◆ **Written problem A**
From the Swin Transformer overview, list the design features it names for building a multi-scale feature pyramid.

====== Text shown

Swin Transformer Architecture Overview

Updated 14 March 2026

Swin Transformer is a hierarchical vision transformer that uses window-based self-attention with shifted windows to efficiently capture local and global context in images.
Its design features patch partitioning, linear embedding, and patch merging to build a multi-scale feature pyramid, ensuring compatibility with dense prediction frameworks.
By restricting self-attention to fixed-size windows, the architecture achieves linear computational complexity while delivering high accuracy across image classification, segmentation, and video tasks.

The Swin Transformer is a hierarchical vision Transformer utilizing a shifted windowing scheme for efficient, scalable, and high-performing modeling across computer vision tasks—image classification, object detection, semantic segmentation, and video recognition. Unlike conventional global-attention-based Vision Transformers (ViTs), Swin Transformer restricts self-attention to local non-overlapping windows, introducing a window shift between blocks to facilitate cross-window information exchange. This architecture achieves linear computational complexity in image size and produces multi-scale feature representations, which makes it compatible with standard dense vision pipelines and extensible to video and generative models (Liu et al., 2021).

============

◆ **Written problem B**
Please put the lines of the records below into a JSON list of strings, one per line. Start with the line with "Localize all elements." and go on through the line with "paper-crease — [254, 5, 259, 97]", leaving out blank lines and the pictures.

====== Entries provided

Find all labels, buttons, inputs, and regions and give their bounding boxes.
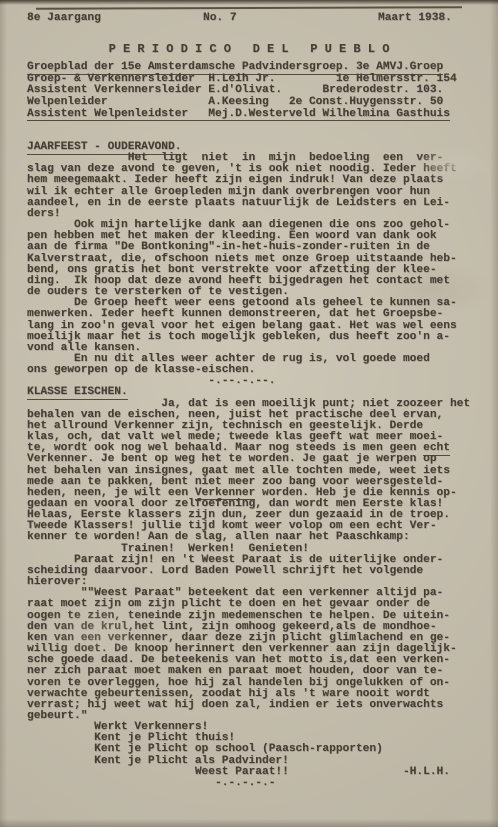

============
====== Entries provided

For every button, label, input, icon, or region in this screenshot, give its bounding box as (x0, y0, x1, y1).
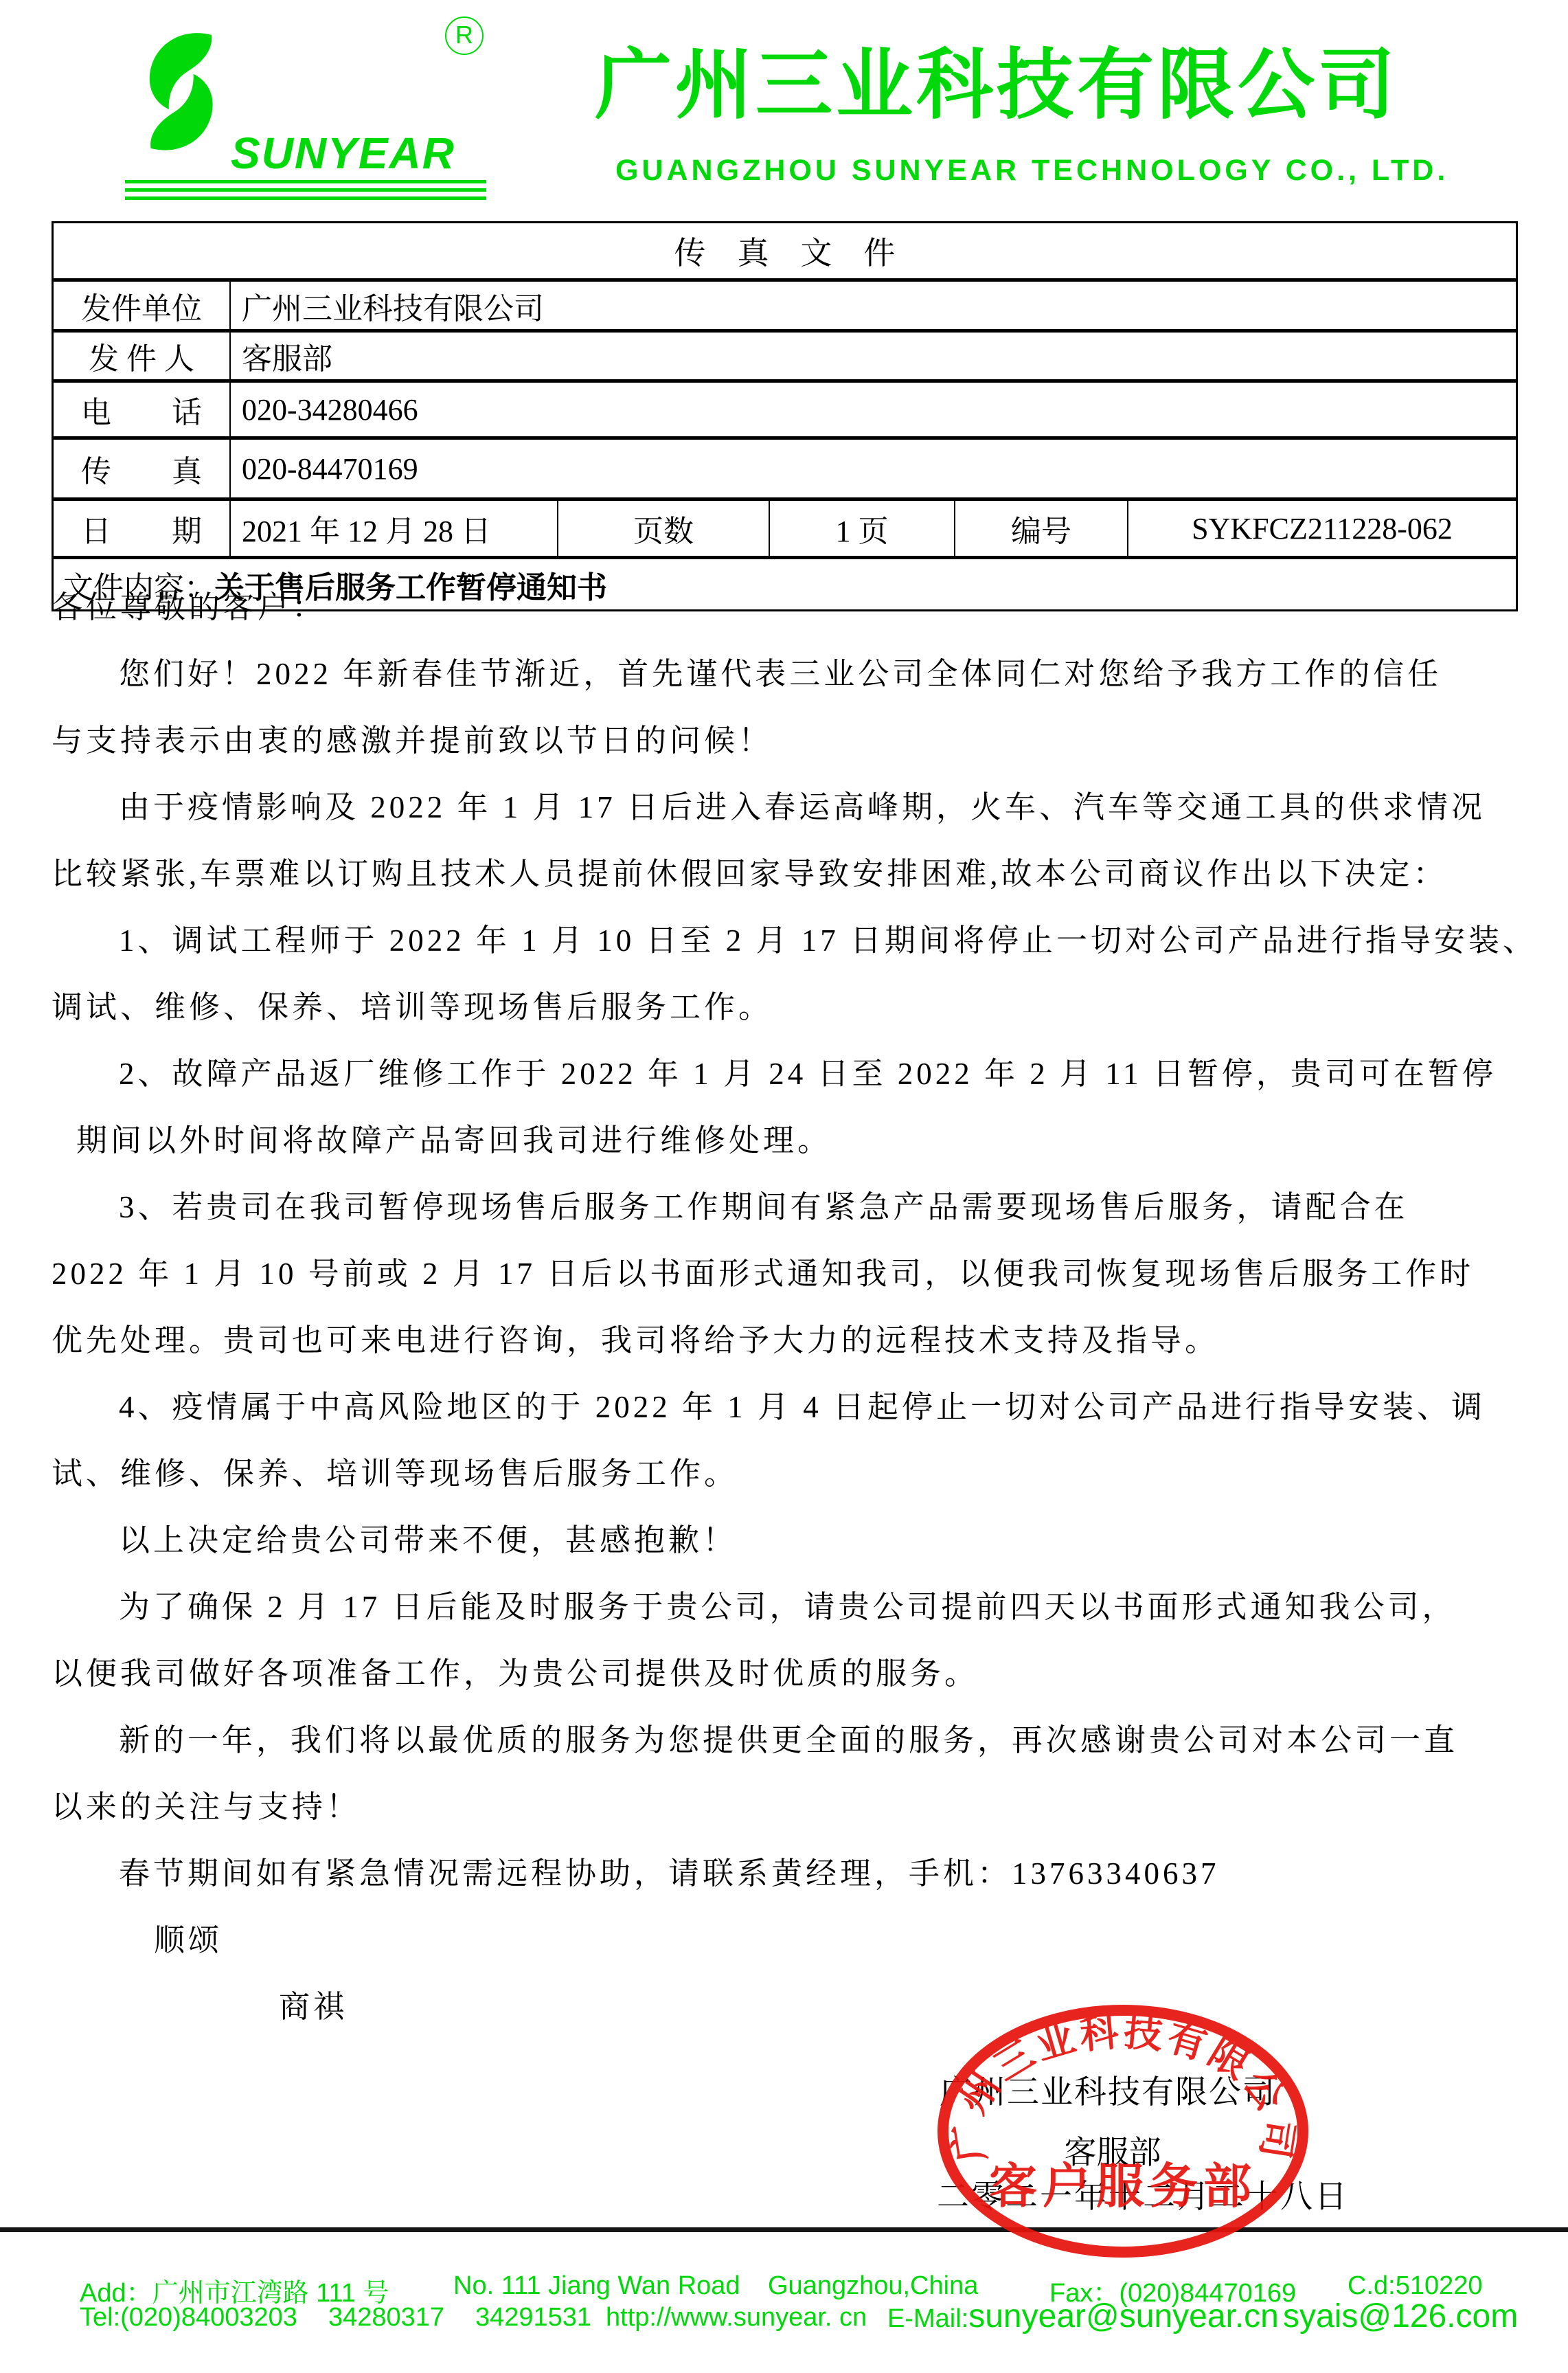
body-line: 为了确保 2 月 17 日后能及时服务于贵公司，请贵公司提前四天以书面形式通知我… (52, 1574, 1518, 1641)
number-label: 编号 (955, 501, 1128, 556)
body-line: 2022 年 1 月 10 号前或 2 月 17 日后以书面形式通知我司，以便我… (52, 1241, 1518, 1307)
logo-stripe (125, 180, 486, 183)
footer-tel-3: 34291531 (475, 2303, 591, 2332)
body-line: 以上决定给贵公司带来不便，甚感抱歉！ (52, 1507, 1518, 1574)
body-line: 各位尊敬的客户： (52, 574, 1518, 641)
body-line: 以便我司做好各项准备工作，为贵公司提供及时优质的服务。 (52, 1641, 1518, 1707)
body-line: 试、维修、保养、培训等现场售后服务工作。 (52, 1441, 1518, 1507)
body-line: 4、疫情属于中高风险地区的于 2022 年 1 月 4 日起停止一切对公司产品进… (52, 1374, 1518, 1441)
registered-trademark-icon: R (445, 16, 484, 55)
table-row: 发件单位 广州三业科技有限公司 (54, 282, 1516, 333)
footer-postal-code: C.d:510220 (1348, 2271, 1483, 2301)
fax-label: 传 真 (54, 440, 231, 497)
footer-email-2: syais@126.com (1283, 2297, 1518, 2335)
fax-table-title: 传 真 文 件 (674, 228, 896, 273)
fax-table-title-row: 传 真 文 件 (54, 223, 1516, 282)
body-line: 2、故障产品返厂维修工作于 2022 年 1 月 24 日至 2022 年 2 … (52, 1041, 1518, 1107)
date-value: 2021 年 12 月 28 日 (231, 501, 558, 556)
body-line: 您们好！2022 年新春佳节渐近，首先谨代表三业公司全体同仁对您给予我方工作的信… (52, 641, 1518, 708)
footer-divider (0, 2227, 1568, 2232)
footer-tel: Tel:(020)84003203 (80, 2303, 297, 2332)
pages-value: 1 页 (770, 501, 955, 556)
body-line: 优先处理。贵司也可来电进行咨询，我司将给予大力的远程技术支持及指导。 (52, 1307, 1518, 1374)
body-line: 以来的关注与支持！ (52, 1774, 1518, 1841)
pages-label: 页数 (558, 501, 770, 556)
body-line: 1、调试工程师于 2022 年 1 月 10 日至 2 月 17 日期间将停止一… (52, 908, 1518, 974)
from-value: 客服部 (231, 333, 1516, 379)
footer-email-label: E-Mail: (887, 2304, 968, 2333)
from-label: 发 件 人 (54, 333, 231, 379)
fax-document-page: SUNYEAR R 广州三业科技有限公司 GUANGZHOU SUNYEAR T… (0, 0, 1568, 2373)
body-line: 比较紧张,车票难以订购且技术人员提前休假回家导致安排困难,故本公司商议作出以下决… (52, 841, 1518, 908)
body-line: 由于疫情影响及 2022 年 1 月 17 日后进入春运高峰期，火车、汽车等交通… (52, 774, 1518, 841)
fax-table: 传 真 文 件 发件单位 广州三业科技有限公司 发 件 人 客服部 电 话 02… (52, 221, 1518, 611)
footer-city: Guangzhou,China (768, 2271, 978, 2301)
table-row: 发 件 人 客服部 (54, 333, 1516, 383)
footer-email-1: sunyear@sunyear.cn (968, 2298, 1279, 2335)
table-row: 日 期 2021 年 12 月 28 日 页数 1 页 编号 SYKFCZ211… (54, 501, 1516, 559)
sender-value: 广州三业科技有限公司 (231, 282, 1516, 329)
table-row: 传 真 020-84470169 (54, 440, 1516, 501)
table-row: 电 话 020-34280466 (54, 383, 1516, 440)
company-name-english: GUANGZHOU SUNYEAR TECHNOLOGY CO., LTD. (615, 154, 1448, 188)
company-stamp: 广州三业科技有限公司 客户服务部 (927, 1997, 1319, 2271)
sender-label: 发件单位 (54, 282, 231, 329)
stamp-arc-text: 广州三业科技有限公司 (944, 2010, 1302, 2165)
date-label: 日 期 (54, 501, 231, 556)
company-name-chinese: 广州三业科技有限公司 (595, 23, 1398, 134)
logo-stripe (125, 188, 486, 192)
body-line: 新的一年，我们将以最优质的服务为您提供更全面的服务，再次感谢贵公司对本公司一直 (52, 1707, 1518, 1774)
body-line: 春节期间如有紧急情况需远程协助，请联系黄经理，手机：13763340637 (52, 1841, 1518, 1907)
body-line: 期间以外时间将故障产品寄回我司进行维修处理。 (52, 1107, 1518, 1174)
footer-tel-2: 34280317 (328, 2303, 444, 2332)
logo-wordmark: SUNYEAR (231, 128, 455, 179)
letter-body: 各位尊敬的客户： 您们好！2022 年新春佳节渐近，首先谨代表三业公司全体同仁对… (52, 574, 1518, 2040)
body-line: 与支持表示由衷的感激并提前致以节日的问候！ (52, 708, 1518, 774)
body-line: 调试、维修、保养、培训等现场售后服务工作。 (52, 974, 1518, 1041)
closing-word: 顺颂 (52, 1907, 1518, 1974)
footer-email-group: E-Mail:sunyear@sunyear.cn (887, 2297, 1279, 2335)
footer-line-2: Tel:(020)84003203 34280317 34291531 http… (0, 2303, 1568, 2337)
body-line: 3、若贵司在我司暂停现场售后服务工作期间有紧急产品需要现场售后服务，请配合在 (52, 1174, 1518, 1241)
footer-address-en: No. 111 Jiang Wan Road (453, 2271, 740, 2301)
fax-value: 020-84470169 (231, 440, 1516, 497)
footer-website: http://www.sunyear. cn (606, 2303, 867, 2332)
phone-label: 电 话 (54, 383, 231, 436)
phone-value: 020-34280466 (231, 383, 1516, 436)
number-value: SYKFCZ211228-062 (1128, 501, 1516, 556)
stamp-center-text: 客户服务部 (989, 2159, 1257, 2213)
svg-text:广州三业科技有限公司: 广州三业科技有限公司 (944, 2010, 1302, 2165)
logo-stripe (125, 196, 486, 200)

============
====== Entries provided

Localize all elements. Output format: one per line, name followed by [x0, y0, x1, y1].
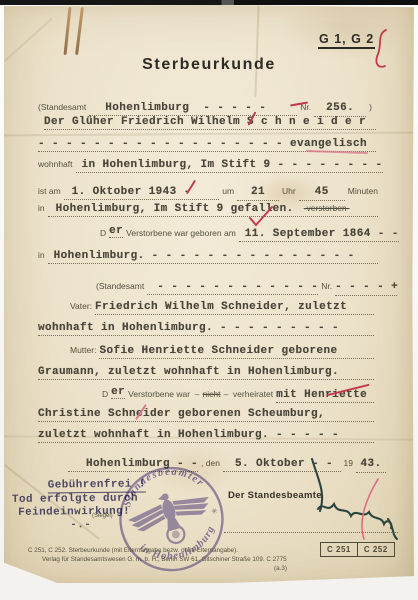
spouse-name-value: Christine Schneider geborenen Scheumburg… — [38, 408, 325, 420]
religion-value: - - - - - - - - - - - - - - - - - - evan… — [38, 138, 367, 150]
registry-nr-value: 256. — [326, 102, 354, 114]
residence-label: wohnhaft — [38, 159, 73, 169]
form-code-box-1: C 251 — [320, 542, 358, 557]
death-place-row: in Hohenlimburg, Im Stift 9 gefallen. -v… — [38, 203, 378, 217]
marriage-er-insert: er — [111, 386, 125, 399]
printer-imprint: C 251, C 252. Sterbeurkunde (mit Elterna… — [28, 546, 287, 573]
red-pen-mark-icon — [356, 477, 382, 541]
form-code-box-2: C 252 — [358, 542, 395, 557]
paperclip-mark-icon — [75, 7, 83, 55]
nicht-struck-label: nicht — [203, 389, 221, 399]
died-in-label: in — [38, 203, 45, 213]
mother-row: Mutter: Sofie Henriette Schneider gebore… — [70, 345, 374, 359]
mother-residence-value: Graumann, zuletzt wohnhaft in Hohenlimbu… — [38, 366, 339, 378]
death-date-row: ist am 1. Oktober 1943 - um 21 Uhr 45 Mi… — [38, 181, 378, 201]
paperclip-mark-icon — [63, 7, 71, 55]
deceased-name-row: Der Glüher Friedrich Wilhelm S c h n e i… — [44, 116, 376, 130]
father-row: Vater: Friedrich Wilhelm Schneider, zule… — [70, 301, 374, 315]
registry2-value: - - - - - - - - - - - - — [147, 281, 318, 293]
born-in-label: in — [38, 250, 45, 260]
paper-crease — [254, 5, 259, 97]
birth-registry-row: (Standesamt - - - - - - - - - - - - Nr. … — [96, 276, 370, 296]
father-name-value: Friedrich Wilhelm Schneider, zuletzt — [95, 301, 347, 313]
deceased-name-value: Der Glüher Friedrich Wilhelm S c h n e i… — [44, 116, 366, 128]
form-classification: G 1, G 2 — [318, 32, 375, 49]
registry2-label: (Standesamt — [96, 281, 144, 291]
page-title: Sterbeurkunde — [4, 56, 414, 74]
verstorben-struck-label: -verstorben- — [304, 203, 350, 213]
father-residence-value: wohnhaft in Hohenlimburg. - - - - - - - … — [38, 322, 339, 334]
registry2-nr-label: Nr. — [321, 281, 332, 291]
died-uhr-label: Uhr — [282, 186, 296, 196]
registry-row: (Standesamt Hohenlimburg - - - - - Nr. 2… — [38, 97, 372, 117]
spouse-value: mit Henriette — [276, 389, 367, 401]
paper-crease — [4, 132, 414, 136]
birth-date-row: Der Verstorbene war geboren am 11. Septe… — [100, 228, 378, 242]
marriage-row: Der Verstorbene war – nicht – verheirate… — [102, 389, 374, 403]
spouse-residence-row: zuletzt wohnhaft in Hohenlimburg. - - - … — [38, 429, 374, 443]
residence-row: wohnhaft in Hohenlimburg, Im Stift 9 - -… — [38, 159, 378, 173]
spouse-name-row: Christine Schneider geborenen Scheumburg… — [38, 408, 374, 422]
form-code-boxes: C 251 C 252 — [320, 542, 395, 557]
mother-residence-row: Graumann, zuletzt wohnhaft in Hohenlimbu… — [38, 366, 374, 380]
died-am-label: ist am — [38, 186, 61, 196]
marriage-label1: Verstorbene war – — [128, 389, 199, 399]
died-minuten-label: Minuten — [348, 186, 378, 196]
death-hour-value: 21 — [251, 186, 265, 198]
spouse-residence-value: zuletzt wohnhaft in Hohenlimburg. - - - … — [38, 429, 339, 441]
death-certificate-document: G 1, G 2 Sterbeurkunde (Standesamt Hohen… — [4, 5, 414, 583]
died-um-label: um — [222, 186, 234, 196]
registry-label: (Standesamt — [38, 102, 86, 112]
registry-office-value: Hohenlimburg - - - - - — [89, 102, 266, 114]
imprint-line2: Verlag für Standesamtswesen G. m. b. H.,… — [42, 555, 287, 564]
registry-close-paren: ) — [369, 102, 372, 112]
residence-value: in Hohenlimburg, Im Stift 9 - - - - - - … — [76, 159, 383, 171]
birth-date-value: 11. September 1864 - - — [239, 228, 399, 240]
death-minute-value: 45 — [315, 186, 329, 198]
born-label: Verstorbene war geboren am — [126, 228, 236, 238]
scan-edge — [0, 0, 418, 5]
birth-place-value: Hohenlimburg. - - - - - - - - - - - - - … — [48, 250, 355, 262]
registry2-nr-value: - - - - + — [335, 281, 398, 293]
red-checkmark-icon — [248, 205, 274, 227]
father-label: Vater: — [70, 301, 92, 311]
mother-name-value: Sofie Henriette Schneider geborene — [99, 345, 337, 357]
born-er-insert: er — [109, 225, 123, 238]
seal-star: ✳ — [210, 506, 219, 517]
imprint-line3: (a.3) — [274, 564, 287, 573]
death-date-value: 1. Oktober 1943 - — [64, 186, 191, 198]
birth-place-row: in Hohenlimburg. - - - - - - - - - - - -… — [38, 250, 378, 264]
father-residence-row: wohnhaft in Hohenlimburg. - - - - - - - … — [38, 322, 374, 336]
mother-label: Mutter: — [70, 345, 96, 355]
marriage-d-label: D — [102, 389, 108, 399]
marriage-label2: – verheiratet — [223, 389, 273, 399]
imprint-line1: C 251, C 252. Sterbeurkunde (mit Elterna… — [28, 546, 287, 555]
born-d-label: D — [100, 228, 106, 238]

============

◆ **Written response A**
- Patch partitioning
- Linear embedding
- Patch merging

◆ **Written response B**
[
  "Localize all elements. Output format: one per line, name followed by [x0, y0, x1, y1].",
  "spouse-name-value: Christine Schneider geborenen Scheumburg… — [38, 408, 325, 420]",
  "religion-value: - - - - - - - - - - - - - - - - - - evan… — [38, 138, 367, 150]",
  "registry-nr-value: 256. — [326, 102, 354, 114]",
  "residence-label: wohnhaft — [38, 159, 73, 169]",
  "form-code-box-1: C 251 — [320, 542, 358, 557]",
  "death-place-row: in Hohenlimburg, Im Stift 9 gefallen. -v… — [38, 203, 378, 217]",
  "marriage-er-insert: er — [111, 386, 125, 399]",
  "printer-imprint: C 251, C 252. Sterbeurkunde (mit Elterna… — [28, 546, 287, 573]",
  "red-pen-mark-icon — [356, 477, 382, 541]",
  "form-code-box-2: C 252 — [358, 542, 395, 557]",
  "paperclip-mark-icon — [75, 7, 83, 55]",
  "nicht-struck-label: nicht — [203, 389, 221, 399]",
  "died-in-label: in — [38, 203, 45, 213]",
  "mother-row: Mutter: Sofie Henriette Schneider gebore… — [70, 345, 374, 359]",
  "mother-residence-value: Graumann, zuletzt wohnhaft in Hohenlimbu… — [38, 366, 339, 378]",
  "death-date-row: ist am 1. Oktober 1943 - um 21 Uhr 45 Mi… — [38, 181, 378, 201]",
  "paperclip-mark-icon — [63, 7, 71, 55]",
  "deceased-name-row: Der Glüher Friedrich Wilhelm S c h n e i… — [44, 116, 376, 130]",
  "father-row: Vater: Friedrich Wilhelm Schneider, zule… — [70, 301, 374, 315]",
  "registry2-value: - - - - - - - - - - - - — [147, 281, 318, 293]",
  "born-in-label: in — [38, 250, 45, 260]",
  "paper-crease — [254, 5, 259, 97]"
]